*Short exercise*:
Which lines below hold the word "channel"? Copy all of them.

Records that describe figures:
** begin **

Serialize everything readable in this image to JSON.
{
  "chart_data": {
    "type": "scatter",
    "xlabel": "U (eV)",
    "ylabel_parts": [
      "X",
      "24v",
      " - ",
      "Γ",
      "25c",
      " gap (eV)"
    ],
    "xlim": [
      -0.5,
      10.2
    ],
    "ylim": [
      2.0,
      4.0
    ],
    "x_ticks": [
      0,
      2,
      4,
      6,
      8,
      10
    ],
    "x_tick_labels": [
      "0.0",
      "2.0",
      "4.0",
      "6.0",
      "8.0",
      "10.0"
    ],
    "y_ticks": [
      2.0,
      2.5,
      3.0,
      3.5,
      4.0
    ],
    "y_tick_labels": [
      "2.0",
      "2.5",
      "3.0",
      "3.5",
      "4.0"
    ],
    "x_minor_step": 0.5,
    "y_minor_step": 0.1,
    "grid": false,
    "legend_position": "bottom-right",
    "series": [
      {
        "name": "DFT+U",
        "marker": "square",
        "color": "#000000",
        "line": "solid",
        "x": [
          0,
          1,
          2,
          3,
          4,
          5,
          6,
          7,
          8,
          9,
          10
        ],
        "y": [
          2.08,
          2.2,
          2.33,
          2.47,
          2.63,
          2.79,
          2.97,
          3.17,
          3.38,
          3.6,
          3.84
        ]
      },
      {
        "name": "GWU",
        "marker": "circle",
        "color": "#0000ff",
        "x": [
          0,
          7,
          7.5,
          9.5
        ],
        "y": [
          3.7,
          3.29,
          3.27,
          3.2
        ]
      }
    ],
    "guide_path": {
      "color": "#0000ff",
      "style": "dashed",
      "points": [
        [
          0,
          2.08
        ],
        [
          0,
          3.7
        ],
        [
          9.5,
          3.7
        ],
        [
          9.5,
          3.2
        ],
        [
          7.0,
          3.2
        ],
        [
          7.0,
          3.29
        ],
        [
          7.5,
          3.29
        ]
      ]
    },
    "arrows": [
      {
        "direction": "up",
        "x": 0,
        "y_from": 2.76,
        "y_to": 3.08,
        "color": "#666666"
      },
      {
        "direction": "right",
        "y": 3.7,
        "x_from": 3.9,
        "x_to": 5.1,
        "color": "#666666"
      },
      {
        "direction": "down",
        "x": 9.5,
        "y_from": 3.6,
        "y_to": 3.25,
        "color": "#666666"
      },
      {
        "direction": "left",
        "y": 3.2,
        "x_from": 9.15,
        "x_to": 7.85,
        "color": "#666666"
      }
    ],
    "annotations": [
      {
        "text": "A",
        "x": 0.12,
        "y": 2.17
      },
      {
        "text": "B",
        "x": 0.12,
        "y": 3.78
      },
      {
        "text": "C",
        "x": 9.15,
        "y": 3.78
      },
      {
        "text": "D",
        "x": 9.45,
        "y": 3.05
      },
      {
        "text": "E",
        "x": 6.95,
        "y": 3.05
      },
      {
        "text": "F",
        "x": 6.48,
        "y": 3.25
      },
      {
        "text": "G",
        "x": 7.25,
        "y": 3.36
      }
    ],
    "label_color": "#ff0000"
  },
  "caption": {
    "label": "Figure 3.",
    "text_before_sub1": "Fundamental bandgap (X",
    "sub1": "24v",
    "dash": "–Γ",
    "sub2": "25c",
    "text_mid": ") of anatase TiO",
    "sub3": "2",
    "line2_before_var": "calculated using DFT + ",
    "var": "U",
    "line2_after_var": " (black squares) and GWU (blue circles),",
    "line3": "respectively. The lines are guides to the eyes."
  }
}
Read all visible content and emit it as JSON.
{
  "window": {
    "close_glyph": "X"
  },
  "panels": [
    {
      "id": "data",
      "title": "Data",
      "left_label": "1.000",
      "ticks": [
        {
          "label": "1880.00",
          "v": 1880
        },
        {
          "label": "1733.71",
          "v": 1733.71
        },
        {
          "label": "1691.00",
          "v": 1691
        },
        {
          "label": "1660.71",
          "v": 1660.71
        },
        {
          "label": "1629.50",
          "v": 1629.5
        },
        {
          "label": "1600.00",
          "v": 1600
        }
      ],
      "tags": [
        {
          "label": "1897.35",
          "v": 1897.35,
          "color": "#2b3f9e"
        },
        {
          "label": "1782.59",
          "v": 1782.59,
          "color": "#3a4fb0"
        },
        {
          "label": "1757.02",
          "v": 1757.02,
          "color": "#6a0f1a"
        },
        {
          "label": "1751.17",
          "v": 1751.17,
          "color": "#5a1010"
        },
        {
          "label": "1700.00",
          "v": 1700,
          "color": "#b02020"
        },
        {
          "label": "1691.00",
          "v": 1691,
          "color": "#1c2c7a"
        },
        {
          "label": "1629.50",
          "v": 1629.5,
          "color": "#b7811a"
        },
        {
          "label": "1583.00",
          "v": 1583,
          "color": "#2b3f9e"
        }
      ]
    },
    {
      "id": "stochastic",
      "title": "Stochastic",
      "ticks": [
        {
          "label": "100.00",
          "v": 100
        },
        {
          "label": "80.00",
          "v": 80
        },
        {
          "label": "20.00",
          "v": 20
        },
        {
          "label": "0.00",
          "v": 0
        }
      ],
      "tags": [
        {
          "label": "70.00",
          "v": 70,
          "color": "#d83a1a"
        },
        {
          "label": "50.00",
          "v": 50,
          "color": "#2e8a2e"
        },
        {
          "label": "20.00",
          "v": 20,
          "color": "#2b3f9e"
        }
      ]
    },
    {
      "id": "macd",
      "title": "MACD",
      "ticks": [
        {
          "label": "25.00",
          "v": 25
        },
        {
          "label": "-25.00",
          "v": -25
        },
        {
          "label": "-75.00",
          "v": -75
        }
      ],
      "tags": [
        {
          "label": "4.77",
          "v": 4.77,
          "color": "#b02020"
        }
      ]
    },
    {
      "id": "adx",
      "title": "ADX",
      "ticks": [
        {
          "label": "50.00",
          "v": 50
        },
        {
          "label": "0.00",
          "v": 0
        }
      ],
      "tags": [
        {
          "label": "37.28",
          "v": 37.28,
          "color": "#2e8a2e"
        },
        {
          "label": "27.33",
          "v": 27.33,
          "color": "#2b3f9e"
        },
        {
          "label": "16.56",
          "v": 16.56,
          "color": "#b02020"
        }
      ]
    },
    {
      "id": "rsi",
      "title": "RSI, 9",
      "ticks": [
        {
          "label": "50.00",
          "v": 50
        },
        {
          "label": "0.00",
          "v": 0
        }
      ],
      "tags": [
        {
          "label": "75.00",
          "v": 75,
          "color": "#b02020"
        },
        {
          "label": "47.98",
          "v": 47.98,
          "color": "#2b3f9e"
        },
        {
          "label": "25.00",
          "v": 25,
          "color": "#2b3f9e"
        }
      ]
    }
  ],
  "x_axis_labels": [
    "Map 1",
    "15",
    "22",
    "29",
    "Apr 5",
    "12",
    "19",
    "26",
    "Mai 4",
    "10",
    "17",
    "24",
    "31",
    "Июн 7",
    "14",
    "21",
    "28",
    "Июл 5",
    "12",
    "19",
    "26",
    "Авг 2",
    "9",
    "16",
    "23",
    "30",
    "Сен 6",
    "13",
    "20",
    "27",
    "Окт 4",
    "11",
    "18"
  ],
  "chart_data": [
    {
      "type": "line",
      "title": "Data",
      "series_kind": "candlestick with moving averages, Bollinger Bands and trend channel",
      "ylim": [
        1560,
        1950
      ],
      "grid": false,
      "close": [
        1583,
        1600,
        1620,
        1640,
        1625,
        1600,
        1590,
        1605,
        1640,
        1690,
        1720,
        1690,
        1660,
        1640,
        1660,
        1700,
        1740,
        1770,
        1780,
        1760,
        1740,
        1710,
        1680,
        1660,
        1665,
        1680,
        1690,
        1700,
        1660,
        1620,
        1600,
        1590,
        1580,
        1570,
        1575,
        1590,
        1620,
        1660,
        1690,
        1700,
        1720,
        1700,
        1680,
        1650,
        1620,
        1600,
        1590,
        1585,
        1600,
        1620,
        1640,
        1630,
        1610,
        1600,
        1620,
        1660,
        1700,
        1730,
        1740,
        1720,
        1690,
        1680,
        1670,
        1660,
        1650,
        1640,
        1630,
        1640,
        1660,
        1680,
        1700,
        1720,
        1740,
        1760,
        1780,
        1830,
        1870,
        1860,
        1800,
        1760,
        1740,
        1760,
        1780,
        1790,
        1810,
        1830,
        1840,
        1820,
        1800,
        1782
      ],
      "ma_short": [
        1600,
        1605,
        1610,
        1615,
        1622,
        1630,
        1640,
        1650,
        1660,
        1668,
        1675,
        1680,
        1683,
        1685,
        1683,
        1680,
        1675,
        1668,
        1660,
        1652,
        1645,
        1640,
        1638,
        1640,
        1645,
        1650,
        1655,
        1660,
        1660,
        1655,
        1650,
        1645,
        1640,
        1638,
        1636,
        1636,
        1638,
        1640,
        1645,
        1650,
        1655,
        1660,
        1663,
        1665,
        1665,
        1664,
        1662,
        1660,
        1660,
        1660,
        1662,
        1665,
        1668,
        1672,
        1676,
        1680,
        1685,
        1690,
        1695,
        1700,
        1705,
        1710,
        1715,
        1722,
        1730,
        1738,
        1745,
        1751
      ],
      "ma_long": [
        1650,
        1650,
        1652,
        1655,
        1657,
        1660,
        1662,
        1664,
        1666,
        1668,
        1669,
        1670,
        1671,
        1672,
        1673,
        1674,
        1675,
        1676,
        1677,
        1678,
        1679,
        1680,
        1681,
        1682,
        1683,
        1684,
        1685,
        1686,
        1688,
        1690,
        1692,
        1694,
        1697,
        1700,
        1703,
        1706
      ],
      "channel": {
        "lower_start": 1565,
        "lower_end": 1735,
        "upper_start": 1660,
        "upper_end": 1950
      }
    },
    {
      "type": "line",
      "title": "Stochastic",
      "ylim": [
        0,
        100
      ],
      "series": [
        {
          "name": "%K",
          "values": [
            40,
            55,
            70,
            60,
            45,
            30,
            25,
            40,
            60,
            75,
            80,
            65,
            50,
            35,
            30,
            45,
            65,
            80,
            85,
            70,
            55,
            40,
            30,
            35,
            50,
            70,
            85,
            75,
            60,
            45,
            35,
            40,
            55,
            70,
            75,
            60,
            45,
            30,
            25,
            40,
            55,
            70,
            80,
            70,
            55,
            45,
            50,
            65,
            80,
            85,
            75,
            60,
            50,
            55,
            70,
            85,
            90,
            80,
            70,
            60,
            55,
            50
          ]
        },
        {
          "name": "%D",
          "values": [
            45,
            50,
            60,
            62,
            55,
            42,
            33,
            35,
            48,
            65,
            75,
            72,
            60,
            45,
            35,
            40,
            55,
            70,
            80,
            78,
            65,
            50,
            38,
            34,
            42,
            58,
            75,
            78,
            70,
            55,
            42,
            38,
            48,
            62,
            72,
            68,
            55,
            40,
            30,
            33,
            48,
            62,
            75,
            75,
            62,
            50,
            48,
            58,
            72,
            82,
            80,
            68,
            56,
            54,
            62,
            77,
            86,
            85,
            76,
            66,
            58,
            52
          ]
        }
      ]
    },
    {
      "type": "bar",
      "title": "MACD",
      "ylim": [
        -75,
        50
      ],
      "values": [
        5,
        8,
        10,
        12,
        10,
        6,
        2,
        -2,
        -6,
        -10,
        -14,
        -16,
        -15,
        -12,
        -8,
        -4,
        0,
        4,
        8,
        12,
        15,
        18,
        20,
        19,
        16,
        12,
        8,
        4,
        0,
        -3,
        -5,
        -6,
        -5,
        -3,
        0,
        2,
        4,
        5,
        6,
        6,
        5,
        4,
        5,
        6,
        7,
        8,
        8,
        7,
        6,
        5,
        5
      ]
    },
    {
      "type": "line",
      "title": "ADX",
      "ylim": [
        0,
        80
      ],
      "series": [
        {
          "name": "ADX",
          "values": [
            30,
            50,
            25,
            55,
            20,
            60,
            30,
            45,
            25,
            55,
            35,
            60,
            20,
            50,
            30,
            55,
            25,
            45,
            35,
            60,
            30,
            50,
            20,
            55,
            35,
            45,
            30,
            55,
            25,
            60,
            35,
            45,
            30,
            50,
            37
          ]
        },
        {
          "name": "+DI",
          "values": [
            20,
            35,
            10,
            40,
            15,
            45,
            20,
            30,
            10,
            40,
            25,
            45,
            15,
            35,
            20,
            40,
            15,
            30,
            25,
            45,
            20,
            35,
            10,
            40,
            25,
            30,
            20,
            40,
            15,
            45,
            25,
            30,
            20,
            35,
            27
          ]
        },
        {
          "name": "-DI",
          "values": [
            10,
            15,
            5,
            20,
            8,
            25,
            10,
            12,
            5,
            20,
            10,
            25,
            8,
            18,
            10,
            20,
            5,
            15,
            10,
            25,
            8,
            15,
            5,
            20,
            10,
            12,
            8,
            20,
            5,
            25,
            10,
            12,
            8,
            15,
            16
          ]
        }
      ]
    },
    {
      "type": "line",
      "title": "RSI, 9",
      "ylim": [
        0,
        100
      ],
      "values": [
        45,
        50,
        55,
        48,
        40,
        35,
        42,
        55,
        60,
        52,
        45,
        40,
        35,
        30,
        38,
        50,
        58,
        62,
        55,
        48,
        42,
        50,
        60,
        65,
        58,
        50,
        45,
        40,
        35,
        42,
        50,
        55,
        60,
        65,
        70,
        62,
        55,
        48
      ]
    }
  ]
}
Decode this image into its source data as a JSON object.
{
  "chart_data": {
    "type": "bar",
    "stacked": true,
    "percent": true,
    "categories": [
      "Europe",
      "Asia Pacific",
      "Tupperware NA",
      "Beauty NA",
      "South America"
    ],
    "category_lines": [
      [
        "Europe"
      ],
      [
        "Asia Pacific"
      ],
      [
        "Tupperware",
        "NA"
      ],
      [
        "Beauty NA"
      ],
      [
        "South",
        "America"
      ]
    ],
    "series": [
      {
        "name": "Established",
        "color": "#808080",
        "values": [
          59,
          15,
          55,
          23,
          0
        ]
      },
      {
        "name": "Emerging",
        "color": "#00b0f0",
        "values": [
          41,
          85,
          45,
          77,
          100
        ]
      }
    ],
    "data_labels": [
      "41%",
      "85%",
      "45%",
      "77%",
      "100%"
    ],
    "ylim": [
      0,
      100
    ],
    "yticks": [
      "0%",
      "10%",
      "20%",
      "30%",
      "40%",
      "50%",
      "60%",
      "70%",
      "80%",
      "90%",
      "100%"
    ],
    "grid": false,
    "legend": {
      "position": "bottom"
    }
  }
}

** end **

*Reply*:
      "series_kind": "candlestick with moving averages, Bollinger Bands and trend channel",
      "channel": {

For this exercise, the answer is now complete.